## Task statement
Could you write out every entry exactly as it stands?

══ Exercise input ══

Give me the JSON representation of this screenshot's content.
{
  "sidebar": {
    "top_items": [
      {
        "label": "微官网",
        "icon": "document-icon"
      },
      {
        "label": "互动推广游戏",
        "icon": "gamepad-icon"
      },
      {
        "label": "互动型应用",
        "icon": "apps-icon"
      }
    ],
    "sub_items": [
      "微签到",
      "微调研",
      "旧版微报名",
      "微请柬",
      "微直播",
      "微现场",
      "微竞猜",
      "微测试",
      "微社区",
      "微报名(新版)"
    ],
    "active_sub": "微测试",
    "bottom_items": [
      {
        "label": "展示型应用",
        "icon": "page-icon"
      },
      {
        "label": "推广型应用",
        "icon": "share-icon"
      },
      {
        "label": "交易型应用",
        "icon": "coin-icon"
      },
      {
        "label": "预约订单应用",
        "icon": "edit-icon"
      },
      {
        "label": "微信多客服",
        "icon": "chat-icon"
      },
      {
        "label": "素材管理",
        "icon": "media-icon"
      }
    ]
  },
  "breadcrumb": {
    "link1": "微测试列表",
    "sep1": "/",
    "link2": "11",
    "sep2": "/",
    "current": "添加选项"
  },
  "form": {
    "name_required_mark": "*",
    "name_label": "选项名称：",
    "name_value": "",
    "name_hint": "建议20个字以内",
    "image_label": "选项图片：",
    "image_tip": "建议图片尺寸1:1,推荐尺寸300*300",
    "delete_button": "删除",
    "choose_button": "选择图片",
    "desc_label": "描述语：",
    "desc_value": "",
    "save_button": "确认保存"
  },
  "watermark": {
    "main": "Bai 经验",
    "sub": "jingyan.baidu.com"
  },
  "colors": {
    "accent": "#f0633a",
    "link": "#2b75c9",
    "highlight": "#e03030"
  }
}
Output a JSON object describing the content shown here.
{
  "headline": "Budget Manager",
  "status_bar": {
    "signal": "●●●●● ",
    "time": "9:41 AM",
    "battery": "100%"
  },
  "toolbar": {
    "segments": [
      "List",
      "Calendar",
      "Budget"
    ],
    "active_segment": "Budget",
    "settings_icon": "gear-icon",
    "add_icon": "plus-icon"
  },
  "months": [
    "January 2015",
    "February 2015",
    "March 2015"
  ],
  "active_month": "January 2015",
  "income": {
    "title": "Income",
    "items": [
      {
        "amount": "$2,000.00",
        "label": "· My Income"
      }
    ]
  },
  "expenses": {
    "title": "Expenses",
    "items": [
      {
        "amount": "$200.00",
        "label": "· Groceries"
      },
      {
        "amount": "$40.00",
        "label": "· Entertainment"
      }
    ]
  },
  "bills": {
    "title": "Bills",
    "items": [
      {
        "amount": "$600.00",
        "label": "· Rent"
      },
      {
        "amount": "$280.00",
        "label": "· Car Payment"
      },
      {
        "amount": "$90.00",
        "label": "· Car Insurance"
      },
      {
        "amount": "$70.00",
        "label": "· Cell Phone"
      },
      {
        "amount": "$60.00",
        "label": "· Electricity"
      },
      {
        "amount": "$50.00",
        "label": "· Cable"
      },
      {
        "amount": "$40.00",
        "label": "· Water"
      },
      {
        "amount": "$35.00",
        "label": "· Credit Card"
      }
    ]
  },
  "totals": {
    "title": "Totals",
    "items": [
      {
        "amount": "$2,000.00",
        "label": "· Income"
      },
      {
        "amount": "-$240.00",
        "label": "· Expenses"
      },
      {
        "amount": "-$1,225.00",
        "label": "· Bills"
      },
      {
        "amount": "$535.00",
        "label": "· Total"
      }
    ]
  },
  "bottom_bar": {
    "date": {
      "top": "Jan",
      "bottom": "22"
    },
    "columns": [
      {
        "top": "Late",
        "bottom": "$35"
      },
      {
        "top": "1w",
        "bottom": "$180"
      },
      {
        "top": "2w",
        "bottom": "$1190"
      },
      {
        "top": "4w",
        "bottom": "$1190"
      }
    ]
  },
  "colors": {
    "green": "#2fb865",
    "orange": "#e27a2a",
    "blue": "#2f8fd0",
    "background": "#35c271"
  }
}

═══

## Exercise result
Give me the JSON representation of this screenshot's content.
{
  "sidebar": {
    "top_items": [
      {
        "label": "微官网",
        "icon": "document-icon"
      },
      {
        "label": "互动推广游戏",
        "icon": "gamepad-icon"
      },
      {
        "label": "互动型应用",
        "icon": "apps-icon"
      }
    ],
    "sub_items": [
      "微签到",
      "微调研",
      "旧版微报名",
      "微请柬",
      "微直播",
      "微现场",
      "微竞猜",
      "微测试",
      "微社区",
      "微报名(新版)"
    ],
    "active_sub": "微测试",
    "bottom_items": [
      {
        "label": "展示型应用",
        "icon": "page-icon"
      },
      {
        "label": "推广型应用",
        "icon": "share-icon"
      },
      {
        "label": "交易型应用",
        "icon": "coin-icon"
      },
      {
        "label": "预约订单应用",
        "icon": "edit-icon"
      },
      {
        "label": "微信多客服",
        "icon": "chat-icon"
      },
      {
        "label": "素材管理",
        "icon": "media-icon"
      }
    ]
  },
  "breadcrumb": {
    "link1": "微测试列表",
    "sep1": "/",
    "link2": "11",
    "sep2": "/",
    "current": "添加选项"
  },
  "form": {
    "name_required_mark": "*",
    "name_label": "选项名称：",
    "name_value": "",
    "name_hint": "建议20个字以内",
    "image_label": "选项图片：",
    "image_tip": "建议图片尺寸1:1,推荐尺寸300*300",
    "delete_button": "删除",
    "choose_button": "选择图片",
    "desc_label": "描述语：",
    "desc_value": "",
    "save_button": "确认保存"
  },
  "watermark": {
    "main": "Bai 经验",
    "sub": "jingyan.baidu.com"
  },
  "colors": {
    "accent": "#f0633a",
    "link": "#2b75c9",
    "highlight": "#e03030"
  }
}
Output a JSON object describing the content shown here.
{
  "headline": "Budget Manager",
  "status_bar": {
    "signal": "●●●●● ",
    "time": "9:41 AM",
    "battery": "100%"
  },
  "toolbar": {
    "segments": [
      "List",
      "Calendar",
      "Budget"
    ],
    "active_segment": "Budget",
    "settings_icon": "gear-icon",
    "add_icon": "plus-icon"
  },
  "months": [
    "January 2015",
    "February 2015",
    "March 2015"
  ],
  "active_month": "January 2015",
  "income": {
    "title": "Income",
    "items": [
      {
        "amount": "$2,000.00",
        "label": "· My Income"
      }
    ]
  },
  "expenses": {
    "title": "Expenses",
    "items": [
      {
        "amount": "$200.00",
        "label": "· Groceries"
      },
      {
        "amount": "$40.00",
        "label": "· Entertainment"
      }
    ]
  },
  "bills": {
    "title": "Bills",
    "items": [
      {
        "amount": "$600.00",
        "label": "· Rent"
      },
      {
        "amount": "$280.00",
        "label": "· Car Payment"
      },
      {
        "amount": "$90.00",
        "label": "· Car Insurance"
      },
      {
        "amount": "$70.00",
        "label": "· Cell Phone"
      },
      {
        "amount": "$60.00",
        "label": "· Electricity"
      },
      {
        "amount": "$50.00",
        "label": "· Cable"
      },
      {
        "amount": "$40.00",
        "label": "· Water"
      },
      {
        "amount": "$35.00",
        "label": "· Credit Card"
      }
    ]
  },
  "totals": {
    "title": "Totals",
    "items": [
      {
        "amount": "$2,000.00",
        "label": "· Income"
      },
      {
        "amount": "-$240.00",
        "label": "· Expenses"
      },
      {
        "amount": "-$1,225.00",
        "label": "· Bills"
      },
      {
        "amount": "$535.00",
        "label": "· Total"
      }
    ]
  },
  "bottom_bar": {
    "date": {
      "top": "Jan",
      "bottom": "22"
    },
    "columns": [
      {
        "top": "Late",
        "bottom": "$35"
      },
      {
        "top": "1w",
        "bottom": "$180"
      },
      {
        "top": "2w",
        "bottom": "$1190"
      },
      {
        "top": "4w",
        "bottom": "$1190"
      }
    ]
  },
  "colors": {
    "green": "#2fb865",
    "orange": "#e27a2a",
    "blue": "#2f8fd0",
    "background": "#35c271"
  }
}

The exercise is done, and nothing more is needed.